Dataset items
☆ ☆ ☆ ☆
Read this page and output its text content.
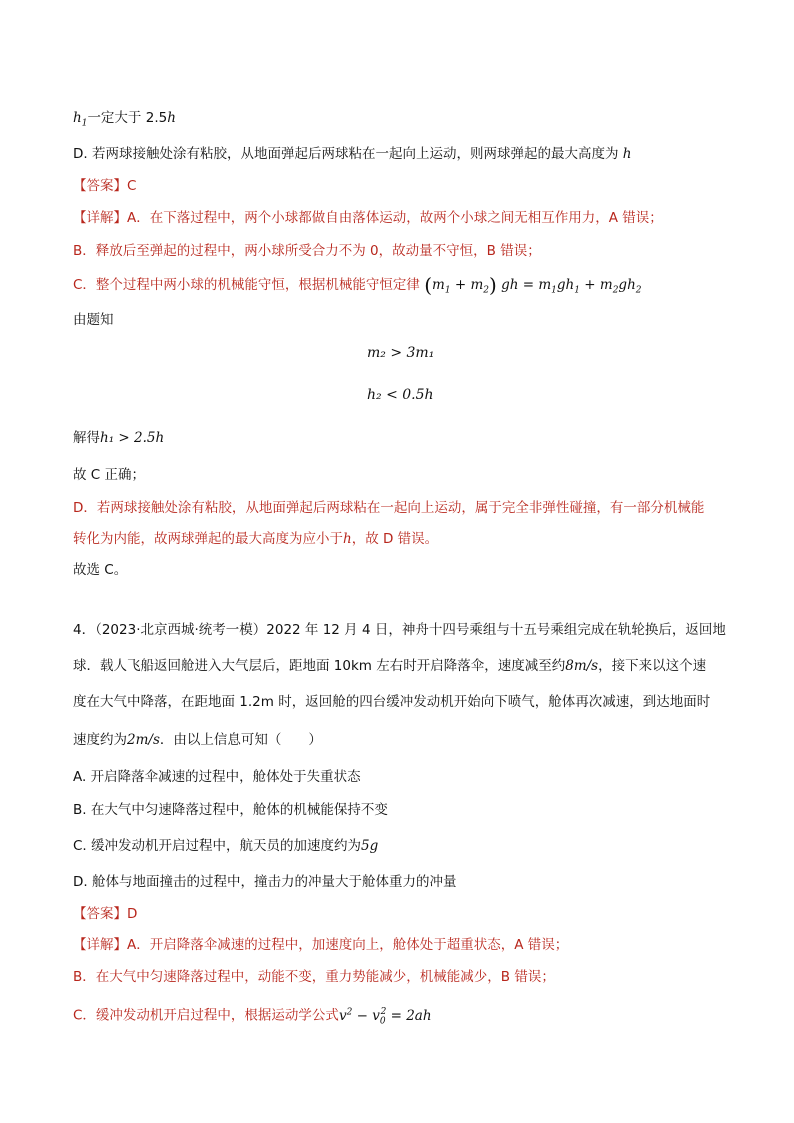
$h_1$一定大于 2.5h
D. 若两球接触处涂有粘胶，从地面弹起后两球粘在一起向上运动，则两球弹起的最大高度为 h
【答案】C
【详解】A．在下落过程中，两个小球都做自由落体运动，故两个小球之间无相互作用力，A 错误；
B．释放后至弹起的过程中，两小球所受合力不为 0，故动量不守恒，B 错误；
C．整个过程中两小球的机械能守恒，根据机械能守恒定律 $(m_1 + m_2)$ gh = $m_1gh_1 + m_2gh_2$
由题知
m₂ > 3m₁
h₂ < 0.5h
解得h₁ > 2.5h
故 C 正确；
D．若两球接触处涂有粘胶，从地面弹起后两球粘在一起向上运动，属于完全非弹性碰撞，有一部分机械能
转化为内能，故两球弹起的最大高度为应小于h，故 D 错误。
故选 C。
4．（2023·北京西城·统考一模）2022 年 12 月 4 日，神舟十四号乘组与十五号乘组完成在轨轮换后，返回地
球．载人飞船返回舱进入大气层后，距地面 10km 左右时开启降落伞，速度减至约8m/s，接下来以这个速
度在大气中降落，在距地面 1.2m 时，返回舱的四台缓冲发动机开始向下喷气，舱体再次减速，到达地面时
速度约为2m/s．由以上信息可知（　　）
A. 开启降落伞减速的过程中，舱体处于失重状态
B. 在大气中匀速降落过程中，舱体的机械能保持不变
C. 缓冲发动机开启过程中，航天员的加速度约为5g
D. 舱体与地面撞击的过程中，撞击力的冲量大于舱体重力的冲量
【答案】D
【详解】A．开启降落伞减速的过程中，加速度向上，舱体处于超重状态，A 错误；
B．在大气中匀速降落过程中，动能不变，重力势能减少，机械能减少，B 错误；
C．缓冲发动机开启过程中，根据运动学公式$v^2 - v_0^2 = 2ah$
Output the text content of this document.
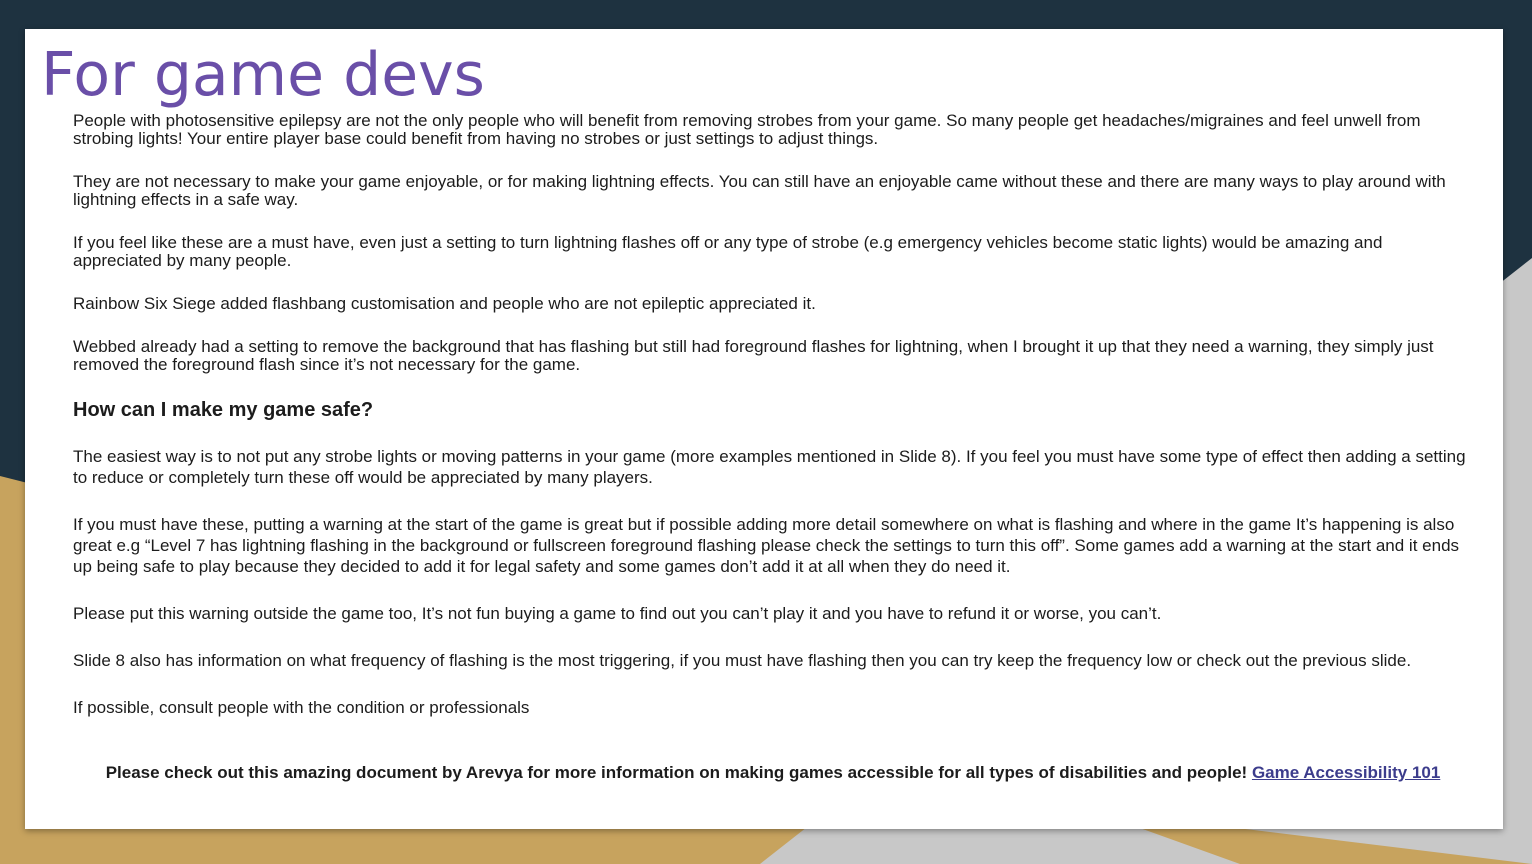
For game devs

People with photosensitive epilepsy are not the only people who will benefit from removing strobes from your game. So many people get headaches/migraines and feel unwell from strobing lights! Your entire player base could benefit from having no strobes or just settings to adjust things.

They are not necessary to make your game enjoyable, or for making lightning effects. You can still have an enjoyable came without these and there are many ways to play around with lightning effects in a safe way.

If you feel like these are a must have, even just a setting to turn lightning flashes off or any type of strobe (e.g emergency vehicles become static lights) would be amazing and appreciated by many people.

Rainbow Six Siege added flashbang customisation and people who are not epileptic appreciated it.

Webbed already had a setting to remove the background that has flashing but still had foreground flashes for lightning, when I brought it up that they need a warning, they simply just removed the foreground flash since it’s not necessary for the game.

How can I make my game safe?

The easiest way is to not put any strobe lights or moving patterns in your game (more examples mentioned in Slide 8). If you feel you must have some type of effect then adding a setting to reduce or completely turn these off would be appreciated by many players.

If you must have these, putting a warning at the start of the game is great but if possible adding more detail somewhere on what is flashing and where in the game It’s happening is also great e.g “Level 7 has lightning flashing in the background or fullscreen foreground flashing please check the settings to turn this off”. Some games add a warning at the start and it ends up being safe to play because they decided to add it for legal safety and some games don’t add it at all when they do need it.

Please put this warning outside the game too, It’s not fun buying a game to find out you can’t play it and you have to refund it or worse, you can’t.

Slide 8 also has information on what frequency of flashing is the most triggering, if you must have flashing then you can try keep the frequency low or check out the previous slide.

If possible, consult people with the condition or professionals

Please check out this amazing document by Arevya for more information on making games accessible for all types of disabilities and people! Game Accessibility 101
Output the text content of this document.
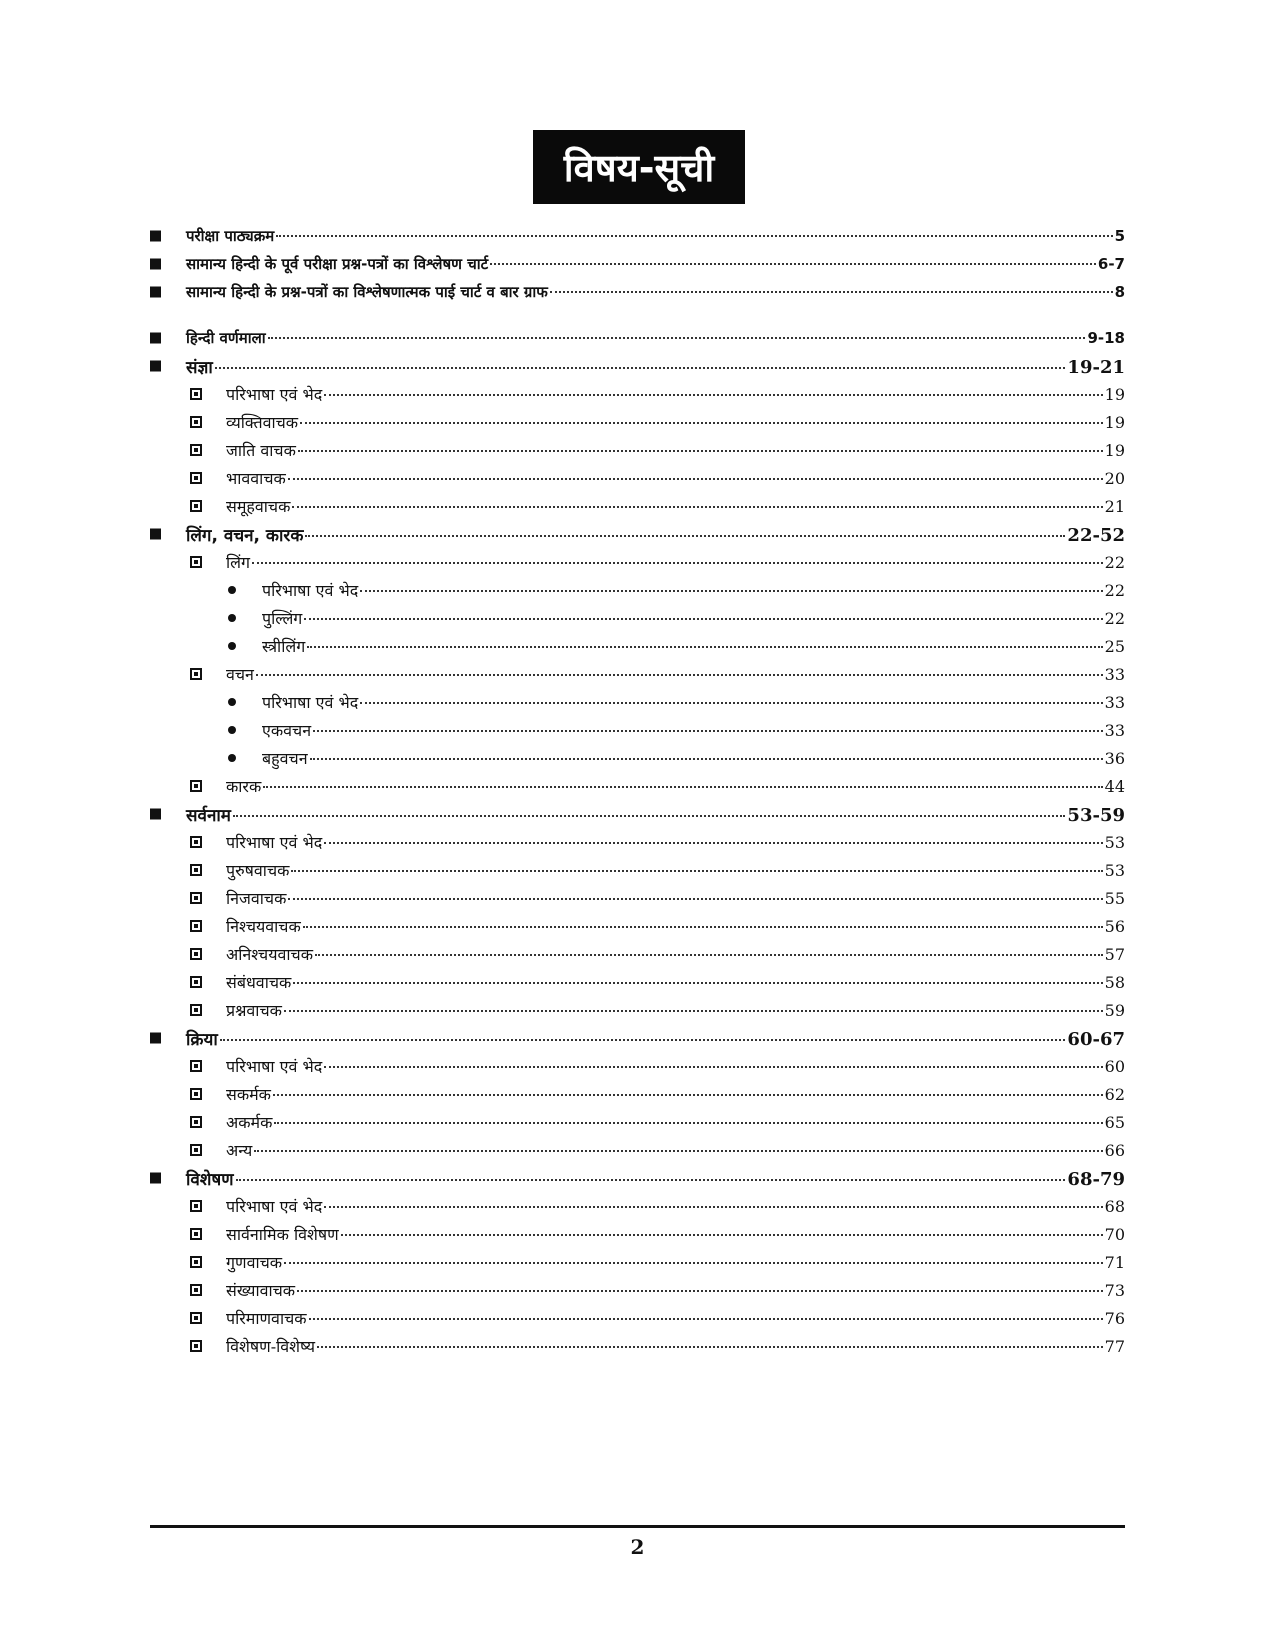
विषय-सूची
परीक्षा पाठ्यक्रम	5
सामान्य हिन्दी के पूर्व परीक्षा प्रश्न-पत्रों का विश्लेषण चार्ट	6-7
सामान्य हिन्दी के प्रश्न-पत्रों का विश्लेषणात्मक पाई चार्ट व बार ग्राफ	8
हिन्दी वर्णमाला	9-18
संज्ञा	19-21
परिभाषा एवं भेद	19
व्यक्तिवाचक	19
जाति वाचक	19
भाववाचक	20
समूहवाचक	21
लिंग, वचन, कारक	22-52
लिंग	22
परिभाषा एवं भेद	22
पुल्लिंग	22
स्त्रीलिंग	25
वचन	33
परिभाषा एवं भेद	33
एकवचन	33
बहुवचन	36
कारक	44
सर्वनाम	53-59
परिभाषा एवं भेद	53
पुरुषवाचक	53
निजवाचक	55
निश्चयवाचक	56
अनिश्चयवाचक	57
संबंधवाचक	58
प्रश्नवाचक	59
क्रिया	60-67
परिभाषा एवं भेद	60
सकर्मक	62
अकर्मक	65
अन्य	66
विशेषण	68-79
परिभाषा एवं भेद	68
सार्वनामिक विशेषण	70
गुणवाचक	71
संख्यावाचक	73
परिमाणवाचक	76
विशेषण-विशेष्य	77
2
☆ ☆ ☆ ☆
PROBLEM REQUIREMENTS = Gather from the data above every line with the string "从地面弹起后两球粘在一起向上运动".

ANSWER TO THE EXERCISE =
D. 若两球接触处涂有粘胶，从地面弹起后两球粘在一起向上运动，则两球弹起的最大高度为 h
D．若两球接触处涂有粘胶，从地面弹起后两球粘在一起向上运动，属于完全非弹性碰撞，有一部分机械能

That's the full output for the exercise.